» LISTED RECORDS:
-------

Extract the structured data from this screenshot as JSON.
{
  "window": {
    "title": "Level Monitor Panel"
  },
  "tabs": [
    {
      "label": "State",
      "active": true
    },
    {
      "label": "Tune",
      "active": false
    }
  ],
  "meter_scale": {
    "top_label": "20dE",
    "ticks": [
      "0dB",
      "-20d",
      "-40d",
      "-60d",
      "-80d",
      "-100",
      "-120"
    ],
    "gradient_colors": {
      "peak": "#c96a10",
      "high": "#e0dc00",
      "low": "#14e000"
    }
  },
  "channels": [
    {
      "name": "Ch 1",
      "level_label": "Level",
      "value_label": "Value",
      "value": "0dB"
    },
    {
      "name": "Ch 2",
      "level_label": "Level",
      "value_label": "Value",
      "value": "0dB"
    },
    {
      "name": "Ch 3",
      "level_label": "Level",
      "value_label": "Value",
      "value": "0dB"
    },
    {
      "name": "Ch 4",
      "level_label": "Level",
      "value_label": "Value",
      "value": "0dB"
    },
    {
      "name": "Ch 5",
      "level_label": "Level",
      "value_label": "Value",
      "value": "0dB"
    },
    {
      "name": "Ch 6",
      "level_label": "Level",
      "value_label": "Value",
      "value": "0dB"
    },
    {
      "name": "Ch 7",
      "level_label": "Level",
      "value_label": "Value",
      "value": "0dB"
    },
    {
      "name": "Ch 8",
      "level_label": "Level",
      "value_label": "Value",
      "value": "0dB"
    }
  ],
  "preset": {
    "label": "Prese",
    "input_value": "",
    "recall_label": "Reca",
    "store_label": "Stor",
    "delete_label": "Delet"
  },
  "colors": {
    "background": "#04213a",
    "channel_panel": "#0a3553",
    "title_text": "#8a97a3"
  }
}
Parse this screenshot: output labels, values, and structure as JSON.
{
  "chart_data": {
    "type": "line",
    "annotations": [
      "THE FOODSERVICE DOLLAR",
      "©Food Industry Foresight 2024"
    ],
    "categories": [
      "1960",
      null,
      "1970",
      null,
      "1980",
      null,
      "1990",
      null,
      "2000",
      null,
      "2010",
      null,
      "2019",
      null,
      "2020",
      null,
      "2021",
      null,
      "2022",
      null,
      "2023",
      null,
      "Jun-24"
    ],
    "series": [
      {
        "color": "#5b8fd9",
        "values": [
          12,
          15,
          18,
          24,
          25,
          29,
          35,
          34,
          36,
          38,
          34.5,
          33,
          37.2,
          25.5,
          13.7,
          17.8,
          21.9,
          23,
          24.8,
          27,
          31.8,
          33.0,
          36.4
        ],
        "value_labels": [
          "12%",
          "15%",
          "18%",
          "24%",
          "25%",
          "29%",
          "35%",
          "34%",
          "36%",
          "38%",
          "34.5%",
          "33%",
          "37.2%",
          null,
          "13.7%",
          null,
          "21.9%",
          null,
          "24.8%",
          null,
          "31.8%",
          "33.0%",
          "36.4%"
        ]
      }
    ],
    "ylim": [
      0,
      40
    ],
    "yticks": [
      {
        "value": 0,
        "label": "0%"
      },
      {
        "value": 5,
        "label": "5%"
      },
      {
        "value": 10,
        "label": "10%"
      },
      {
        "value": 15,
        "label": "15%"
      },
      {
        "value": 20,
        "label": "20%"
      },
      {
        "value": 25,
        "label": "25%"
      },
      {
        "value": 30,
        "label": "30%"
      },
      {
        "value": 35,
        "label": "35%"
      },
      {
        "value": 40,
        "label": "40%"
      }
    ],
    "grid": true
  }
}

-------

» WHAT THE TASK REQUIRES: Write the number of lines containing the word "name" and nothing besides it.

» TASK SOLUTION: 8